Go through the data below and gather each line containing "clock".

== DATA ENTRIES

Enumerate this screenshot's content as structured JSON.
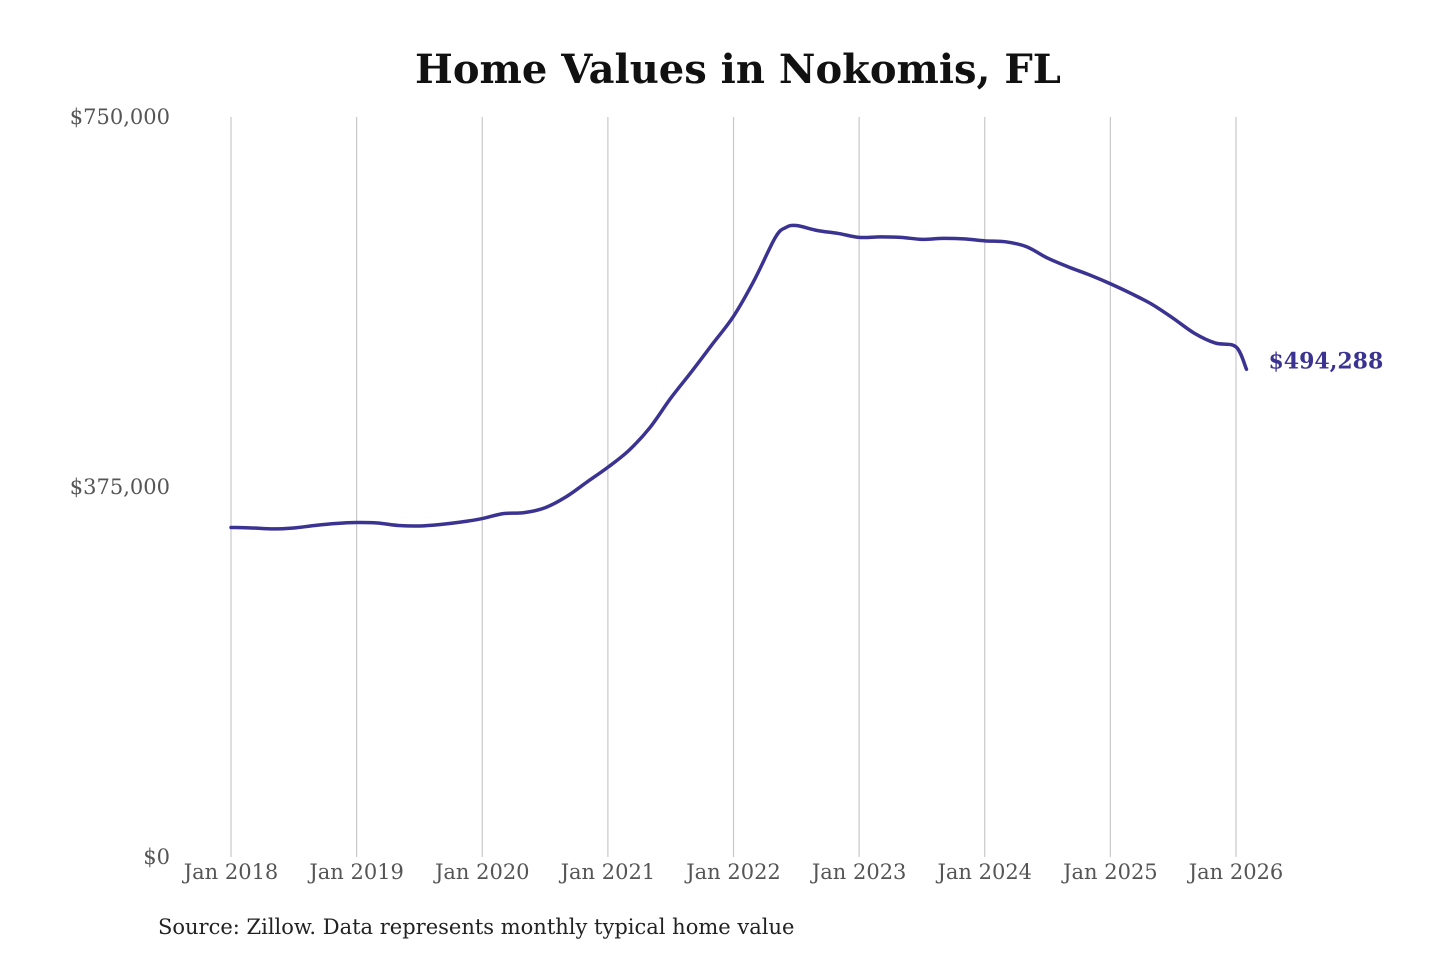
{
  "chart_data": {
    "type": "line",
    "title": "Home Values in Nokomis, FL",
    "xlabel": "",
    "ylabel": "",
    "ylim": [
      0,
      750000
    ],
    "xlim": [
      "2018-01",
      "2026-02"
    ],
    "y_ticks": [
      "$0",
      "$375,000",
      "$750,000"
    ],
    "y_tick_values": [
      0,
      375000,
      750000
    ],
    "x_ticks": [
      "Jan 2018",
      "Jan 2019",
      "Jan 2020",
      "Jan 2021",
      "Jan 2022",
      "Jan 2023",
      "Jan 2024",
      "Jan 2025",
      "Jan 2026"
    ],
    "x_tick_dates": [
      "2018-01",
      "2019-01",
      "2020-01",
      "2021-01",
      "2022-01",
      "2023-01",
      "2024-01",
      "2025-01",
      "2026-01"
    ],
    "grid": "vertical",
    "legend": "none",
    "line_color": "#3b3391",
    "end_label": "$494,288",
    "series": [
      {
        "x": [
          "2018-01",
          "2018-03",
          "2018-05",
          "2018-07",
          "2018-09",
          "2018-11",
          "2019-01",
          "2019-03",
          "2019-05",
          "2019-07",
          "2019-09",
          "2019-11",
          "2020-01",
          "2020-03",
          "2020-05",
          "2020-07",
          "2020-09",
          "2020-11",
          "2021-01",
          "2021-03",
          "2021-05",
          "2021-07",
          "2021-09",
          "2021-11",
          "2022-01",
          "2022-03",
          "2022-05",
          "2022-06",
          "2022-07",
          "2022-09",
          "2022-11",
          "2023-01",
          "2023-03",
          "2023-05",
          "2023-07",
          "2023-09",
          "2023-11",
          "2024-01",
          "2024-03",
          "2024-05",
          "2024-07",
          "2024-09",
          "2024-11",
          "2025-01",
          "2025-03",
          "2025-05",
          "2025-07",
          "2025-09",
          "2025-11",
          "2026-01",
          "2026-02"
        ],
        "y": [
          334000,
          333500,
          332500,
          333500,
          336000,
          338000,
          339000,
          338500,
          336000,
          335500,
          337000,
          339500,
          343000,
          348000,
          349000,
          354000,
          365000,
          380000,
          395000,
          412000,
          435000,
          465000,
          492000,
          520000,
          548000,
          585000,
          628000,
          638000,
          640000,
          635000,
          632000,
          628000,
          628500,
          628000,
          626000,
          627000,
          626500,
          624500,
          623500,
          618500,
          607000,
          598000,
          590000,
          581000,
          571000,
          560000,
          546000,
          531000,
          521000,
          517000,
          494288
        ]
      }
    ]
  },
  "source_note": "Source: Zillow. Data represents monthly typical home value"
}
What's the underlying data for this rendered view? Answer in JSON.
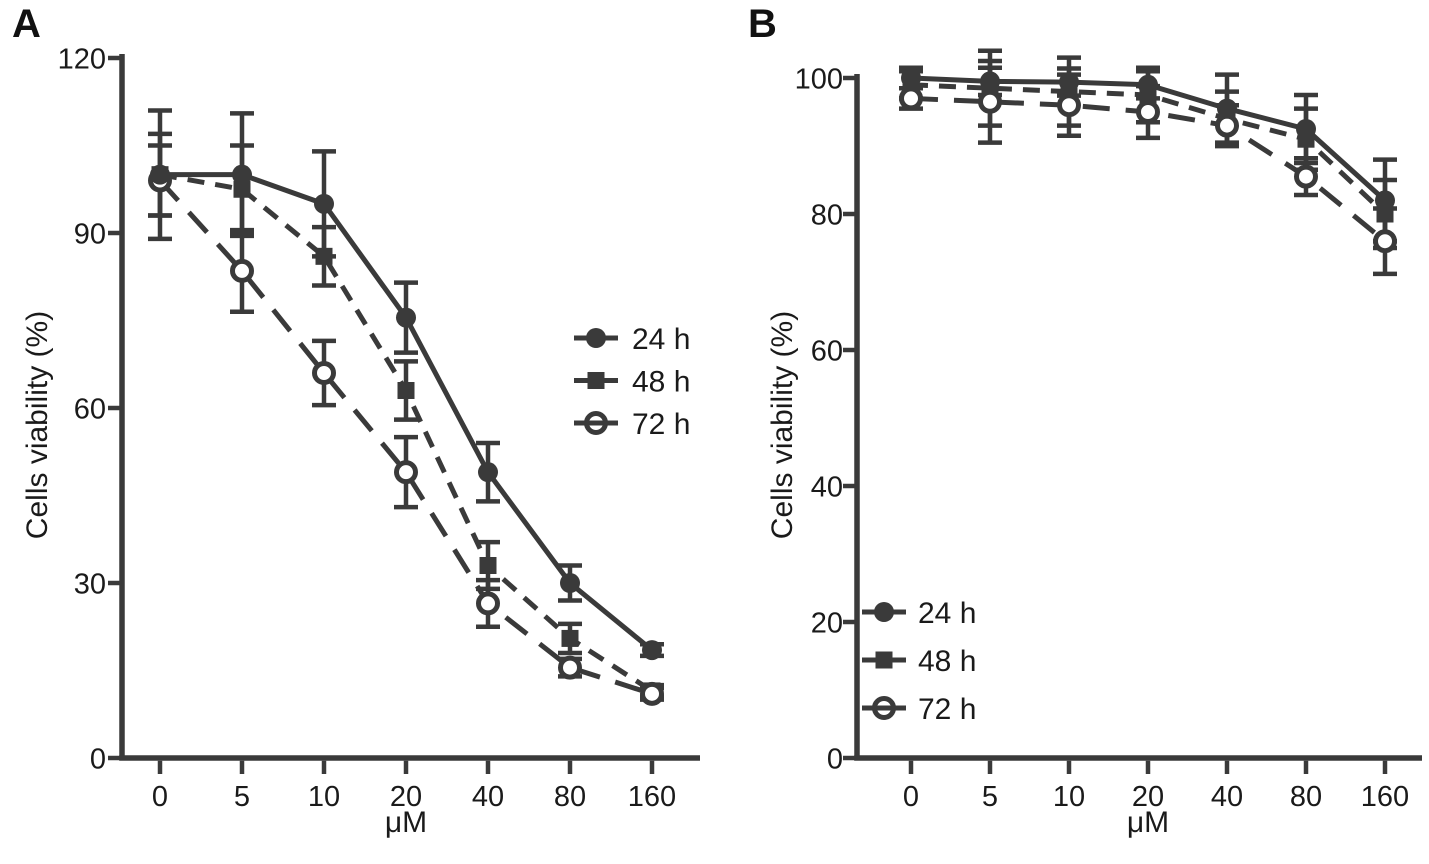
{
  "figure": {
    "background": "#ffffff",
    "ink_color": "#3a3a3a",
    "text_color": "#1a1a1a"
  },
  "chart_data": [
    {
      "type": "line",
      "panel_label": "A",
      "xlabel": "μM",
      "ylabel": "Cells viability (%)",
      "x_categories": [
        "0",
        "5",
        "10",
        "20",
        "40",
        "80",
        "160"
      ],
      "ylim": [
        0,
        120
      ],
      "yticks": [
        0,
        30,
        60,
        90,
        120
      ],
      "grid": false,
      "legend_position": "middle-right",
      "series": [
        {
          "name": "24 h",
          "marker": "filled-circle",
          "line_style": "solid",
          "values": [
            100,
            100,
            95,
            75.5,
            49,
            30,
            18.5
          ],
          "errors": [
            11,
            10.5,
            9,
            6,
            5,
            3,
            1
          ]
        },
        {
          "name": "48 h",
          "marker": "filled-square",
          "line_style": "dashed",
          "values": [
            100,
            97.5,
            86,
            63,
            33,
            20.5,
            11.5
          ],
          "errors": [
            7,
            7.5,
            5,
            5,
            4,
            2.5,
            1
          ]
        },
        {
          "name": "72 h",
          "marker": "open-circle",
          "line_style": "long-dashed",
          "values": [
            99,
            83.5,
            66,
            49,
            26.5,
            15.5,
            11
          ],
          "errors": [
            6,
            7,
            5.5,
            6,
            4,
            1.5,
            1
          ]
        }
      ]
    },
    {
      "type": "line",
      "panel_label": "B",
      "xlabel": "μM",
      "ylabel": "Cells viability (%)",
      "x_categories": [
        "0",
        "5",
        "10",
        "20",
        "40",
        "80",
        "160"
      ],
      "ylim": [
        0,
        100
      ],
      "yticks": [
        0,
        20,
        40,
        60,
        80,
        100
      ],
      "grid": false,
      "legend_position": "bottom-left",
      "series": [
        {
          "name": "24 h",
          "marker": "filled-circle",
          "line_style": "solid",
          "values": [
            100,
            99.5,
            99.4,
            99,
            95.5,
            92.5,
            82
          ],
          "errors": [
            1.5,
            2,
            2,
            2,
            5,
            5,
            6
          ]
        },
        {
          "name": "48 h",
          "marker": "filled-square",
          "line_style": "dashed",
          "values": [
            99,
            98.5,
            98,
            97.5,
            94,
            91,
            80
          ],
          "errors": [
            2,
            5.5,
            5,
            4,
            4,
            4.5,
            5
          ]
        },
        {
          "name": "72 h",
          "marker": "open-circle",
          "line_style": "long-dashed",
          "values": [
            97,
            96.5,
            96,
            95,
            93,
            85.5,
            76
          ],
          "errors": [
            1.5,
            6,
            4.5,
            3.8,
            3,
            2.7,
            4.8
          ]
        }
      ]
    }
  ]
}
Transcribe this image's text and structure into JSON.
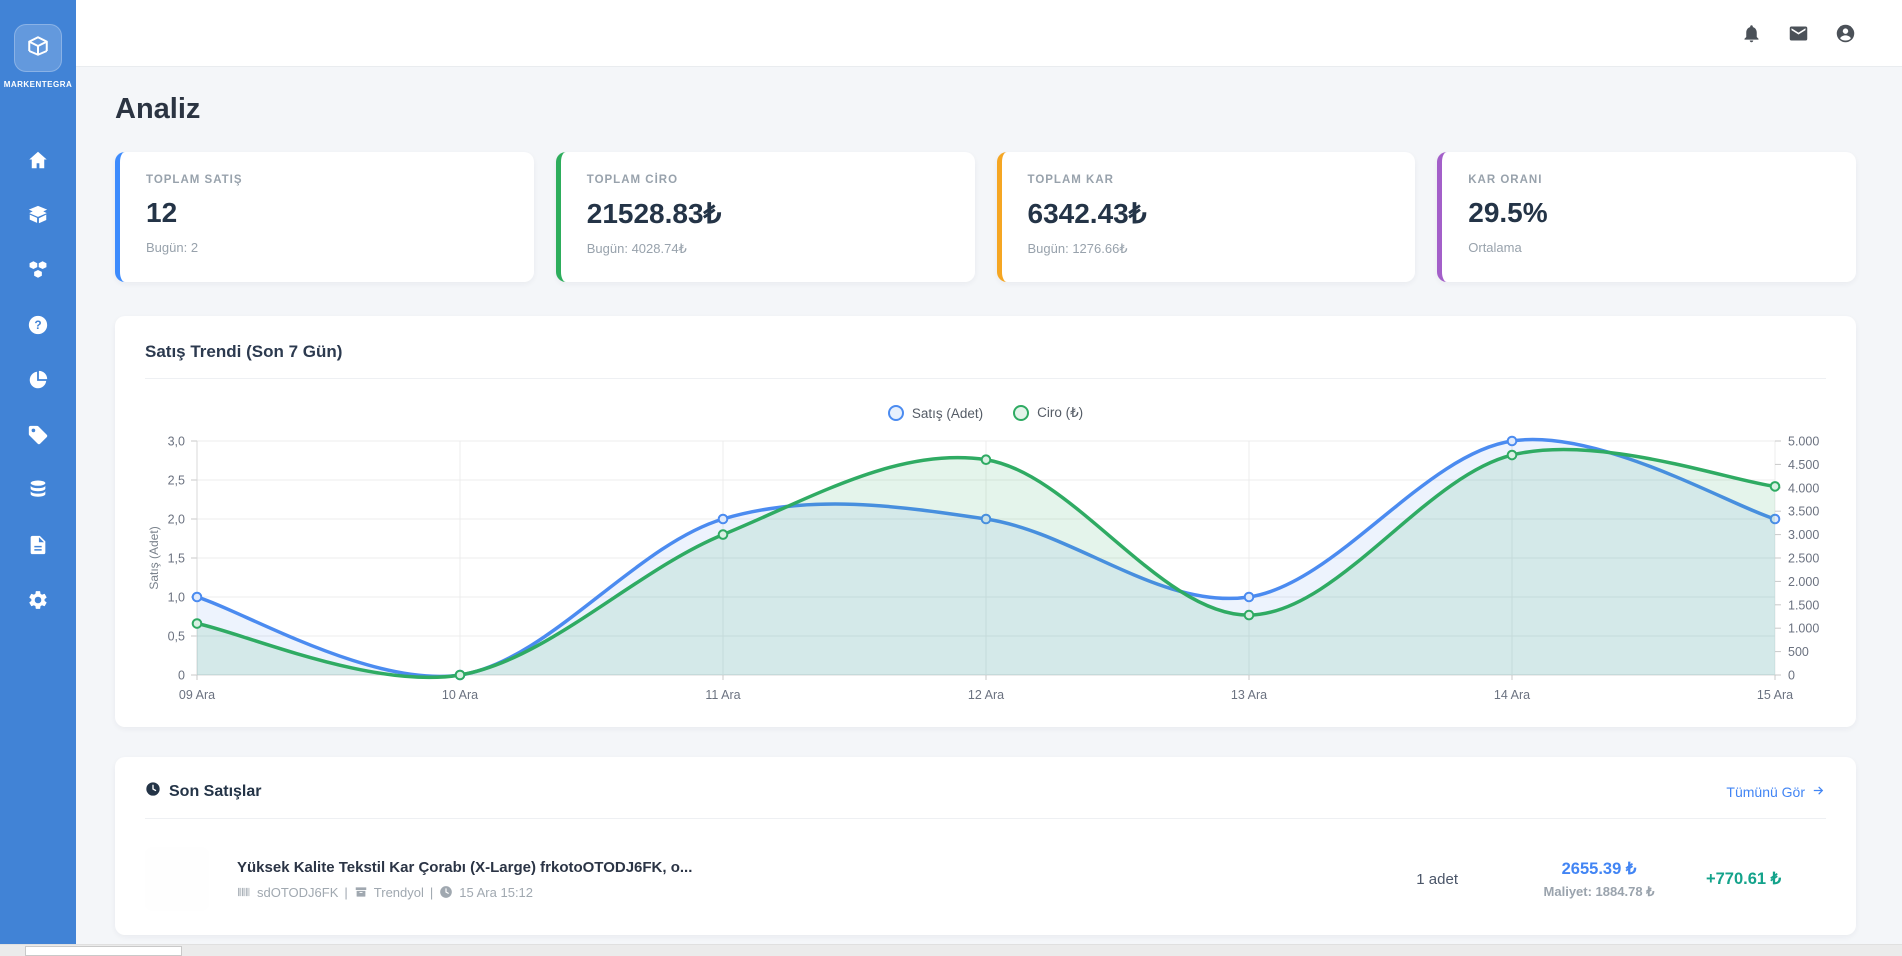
{
  "brand": {
    "name": "MARKENTEGRA",
    "logo_icon": "cube-logo-icon"
  },
  "header": {
    "icons": [
      {
        "icon": "bell-icon",
        "name": "notifications"
      },
      {
        "icon": "envelope-icon",
        "name": "messages"
      },
      {
        "icon": "user-circle-icon",
        "name": "account"
      }
    ]
  },
  "sidebar": {
    "items": [
      {
        "icon": "home-icon",
        "name": "home"
      },
      {
        "icon": "package-icon",
        "name": "package"
      },
      {
        "icon": "cubes-icon",
        "name": "cubes"
      },
      {
        "icon": "help-icon",
        "name": "help"
      },
      {
        "icon": "pie-chart-icon",
        "name": "pie-chart"
      },
      {
        "icon": "tag-icon",
        "name": "tag"
      },
      {
        "icon": "database-icon",
        "name": "database"
      },
      {
        "icon": "document-icon",
        "name": "document"
      },
      {
        "icon": "settings-icon",
        "name": "settings"
      }
    ]
  },
  "page": {
    "title": "Analiz"
  },
  "stats": [
    {
      "label": "TOPLAM SATIŞ",
      "value": "12",
      "sub": "Bugün: 2",
      "accent": "#3d8bfd"
    },
    {
      "label": "TOPLAM CİRO",
      "value": "21528.83₺",
      "sub": "Bugün: 4028.74₺",
      "accent": "#2dad5c"
    },
    {
      "label": "TOPLAM KAR",
      "value": "6342.43₺",
      "sub": "Bugün: 1276.66₺",
      "accent": "#f5a623"
    },
    {
      "label": "KAR ORANI",
      "value": "29.5%",
      "sub": "Ortalama",
      "accent": "#a35fc9"
    }
  ],
  "chart_card": {
    "title": "Satış Trendi (Son 7 Gün)"
  },
  "chart_data": {
    "type": "line",
    "title": "Satış Trendi (Son 7 Gün)",
    "x": [
      "09 Ara",
      "10 Ara",
      "11 Ara",
      "12 Ara",
      "13 Ara",
      "14 Ara",
      "15 Ara"
    ],
    "series": [
      {
        "name": "Satış (Adet)",
        "axis": "left",
        "color": "#4b8bf0",
        "fill_opacity": 0.1,
        "values": [
          1,
          0,
          2,
          2,
          1,
          3,
          2
        ]
      },
      {
        "name": "Ciro (₺)",
        "axis": "right",
        "color": "#2fab63",
        "fill_opacity": 0.13,
        "values": [
          1100,
          0,
          3000,
          4600,
          1280,
          4700,
          4030
        ]
      }
    ],
    "left_axis": {
      "label": "Satış (Adet)",
      "min": 0,
      "max": 3,
      "step": 0.5,
      "tick_labels": [
        "0",
        "0,5",
        "1,0",
        "1,5",
        "2,0",
        "2,5",
        "3,0"
      ]
    },
    "right_axis": {
      "label": "Ciro (₺)",
      "min": 0,
      "max": 5000,
      "step": 500,
      "tick_labels": [
        "0",
        "500",
        "1.000",
        "1.500",
        "2.000",
        "2.500",
        "3.000",
        "3.500",
        "4.000",
        "4.500",
        "5.000"
      ]
    },
    "grid": true,
    "legend_position": "top",
    "smooth": true
  },
  "recent_sales": {
    "title": "Son Satışlar",
    "title_icon": "clock-icon",
    "view_all_label": "Tümünü Gör",
    "view_all_icon": "arrow-right-icon",
    "items": [
      {
        "product_name": "Yüksek Kalite Tekstil Kar Çorabı (X-Large) frkotoOTODJ6FK, o...",
        "sku": "sdOTODJ6FK",
        "sku_icon": "barcode-icon",
        "marketplace": "Trendyol",
        "marketplace_icon": "store-icon",
        "datetime": "15 Ara 15:12",
        "datetime_icon": "clock-icon",
        "separator": "|",
        "quantity": "1 adet",
        "price": "2655.39 ₺",
        "cost": "Maliyet: 1884.78 ₺",
        "profit": "+770.61 ₺",
        "price_color": "#4285f4",
        "profit_color": "#14a38b"
      }
    ]
  }
}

====

* ANSWER TO THE PROBLEM *
    "title_icon": "clock-icon",
        "datetime_icon": "clock-icon",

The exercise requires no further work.